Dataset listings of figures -
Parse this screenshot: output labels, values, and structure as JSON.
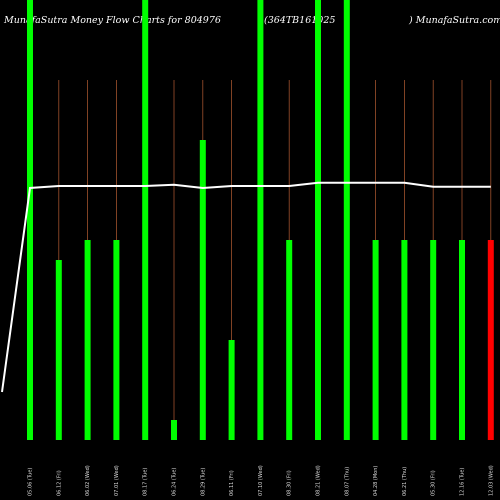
{
  "chart_data": {
    "type": "bar",
    "header": {
      "left": "MunafaSutra  Money Flow  Charts for 804976",
      "center": "(364TB161025",
      "right": ") MunafaSutra.com"
    },
    "categories": [
      "05.06 (Tue)",
      "06.12 (Fri)",
      "06.02 (Wed)",
      "07.01 (Wed)",
      "08.17 (Tue)",
      "06.24 (Tue)",
      "08.29 (Tue)",
      "06.11 (Fri)",
      "07.10 (Wed)",
      "08.30 (Fri)",
      "08.21 (Wed)",
      "08.07 (Thu)",
      "04.28 (Mon)",
      "06.21 (Thu)",
      "05.30 (Fri)",
      "12.16 (Tue)",
      "12.03 (Wed)"
    ],
    "values": [
      100,
      45,
      50,
      50,
      100,
      5,
      75,
      25,
      100,
      50,
      100,
      100,
      50,
      50,
      50,
      50,
      50
    ],
    "colors": [
      "#00ff00",
      "#00ff00",
      "#00ff00",
      "#00ff00",
      "#00ff00",
      "#00ff00",
      "#00ff00",
      "#00ff00",
      "#00ff00",
      "#00ff00",
      "#00ff00",
      "#00ff00",
      "#00ff00",
      "#00ff00",
      "#00ff00",
      "#00ff00",
      "#ff0000"
    ],
    "line": [
      12,
      63,
      63.5,
      63.5,
      63.5,
      63.5,
      63.8,
      63,
      63.5,
      63.5,
      63.5,
      64.3,
      64.3,
      64.3,
      64.3,
      63.3,
      63.3
    ],
    "ylim": [
      0,
      100
    ],
    "bar_color": "#00ff00",
    "down_color": "#ff0000",
    "line_color": "#ffffff",
    "grid_color": "#a0522d",
    "background": "#000000"
  }
}
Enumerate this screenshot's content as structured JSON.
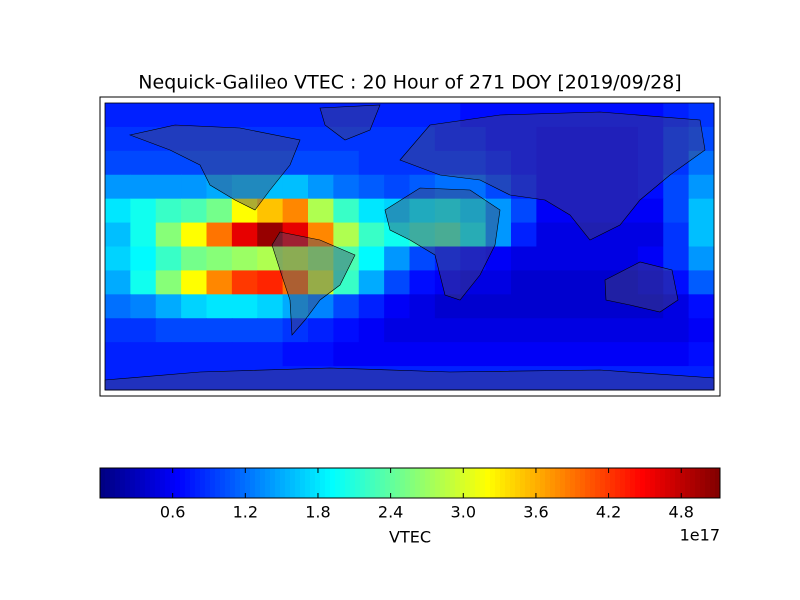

REQUEST -
Extract each line from the listing that holds the word "MunafaSutra".

REPLY TO THE EXERCISE -
      "left": "MunafaSutra  Money Flow  Charts for 804976",
      "right": ") MunafaSutra.com"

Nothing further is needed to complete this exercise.